>> START DATA ROWS

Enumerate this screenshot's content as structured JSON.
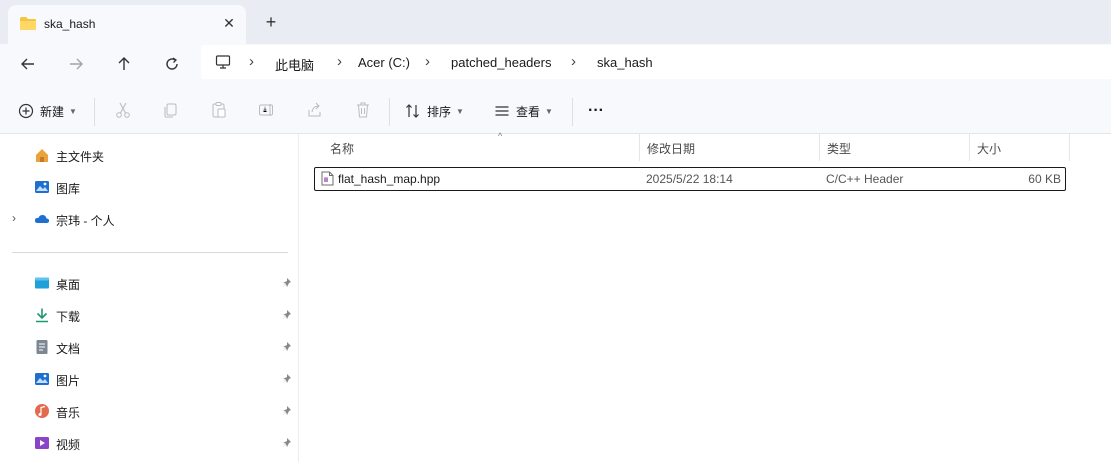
{
  "window": {
    "tab_title": "ska_hash",
    "new_tab_symbol": "+",
    "close_symbol": "✕"
  },
  "address": {
    "breadcrumbs": [
      "此电脑",
      "Acer (C:)",
      "patched_headers",
      "ska_hash"
    ]
  },
  "commands": {
    "new_label": "新建",
    "sort_label": "排序",
    "view_label": "查看",
    "more_label": "···"
  },
  "sidebar": {
    "top_items": [
      {
        "label": "主文件夹",
        "icon": "home-icon"
      },
      {
        "label": "图库",
        "icon": "gallery-icon"
      },
      {
        "label": "宗玮 - 个人",
        "icon": "onedrive-cloud-icon"
      }
    ],
    "quick_access": [
      {
        "label": "桌面",
        "icon": "desktop-icon",
        "pinned": true
      },
      {
        "label": "下载",
        "icon": "download-icon",
        "pinned": true
      },
      {
        "label": "文档",
        "icon": "documents-icon",
        "pinned": true
      },
      {
        "label": "图片",
        "icon": "pictures-icon",
        "pinned": true
      },
      {
        "label": "音乐",
        "icon": "music-icon",
        "pinned": true
      },
      {
        "label": "视频",
        "icon": "videos-icon",
        "pinned": true
      }
    ]
  },
  "file_list": {
    "columns": [
      "名称",
      "修改日期",
      "类型",
      "大小"
    ],
    "sort_indicator": "^",
    "rows": [
      {
        "name": "flat_hash_map.hpp",
        "modified": "2025/5/22 18:14",
        "type": "C/C++ Header",
        "size": "60 KB",
        "icon": "cpp-header-file-icon"
      }
    ]
  },
  "colors": {
    "title_bar_bg": "#e9edf3",
    "toolbar_bg": "#f7f9fc",
    "folder_yellow": "#f4c542",
    "accent_blue": "#1f6fd1"
  }
}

>> END DATA ROWS

→ **WORK REQUIRED**:
Return the material exactly as given, apart from the pictures.

→ **OUTPUT FOR THIS TASK**:
Enumerate this screenshot's content as structured JSON.
{
  "window": {
    "tab_title": "ska_hash",
    "new_tab_symbol": "+",
    "close_symbol": "✕"
  },
  "address": {
    "breadcrumbs": [
      "此电脑",
      "Acer (C:)",
      "patched_headers",
      "ska_hash"
    ]
  },
  "commands": {
    "new_label": "新建",
    "sort_label": "排序",
    "view_label": "查看",
    "more_label": "···"
  },
  "sidebar": {
    "top_items": [
      {
        "label": "主文件夹",
        "icon": "home-icon"
      },
      {
        "label": "图库",
        "icon": "gallery-icon"
      },
      {
        "label": "宗玮 - 个人",
        "icon": "onedrive-cloud-icon"
      }
    ],
    "quick_access": [
      {
        "label": "桌面",
        "icon": "desktop-icon",
        "pinned": true
      },
      {
        "label": "下载",
        "icon": "download-icon",
        "pinned": true
      },
      {
        "label": "文档",
        "icon": "documents-icon",
        "pinned": true
      },
      {
        "label": "图片",
        "icon": "pictures-icon",
        "pinned": true
      },
      {
        "label": "音乐",
        "icon": "music-icon",
        "pinned": true
      },
      {
        "label": "视频",
        "icon": "videos-icon",
        "pinned": true
      }
    ]
  },
  "file_list": {
    "columns": [
      "名称",
      "修改日期",
      "类型",
      "大小"
    ],
    "sort_indicator": "^",
    "rows": [
      {
        "name": "flat_hash_map.hpp",
        "modified": "2025/5/22 18:14",
        "type": "C/C++ Header",
        "size": "60 KB",
        "icon": "cpp-header-file-icon"
      }
    ]
  },
  "colors": {
    "title_bar_bg": "#e9edf3",
    "toolbar_bg": "#f7f9fc",
    "folder_yellow": "#f4c542",
    "accent_blue": "#1f6fd1"
  }
}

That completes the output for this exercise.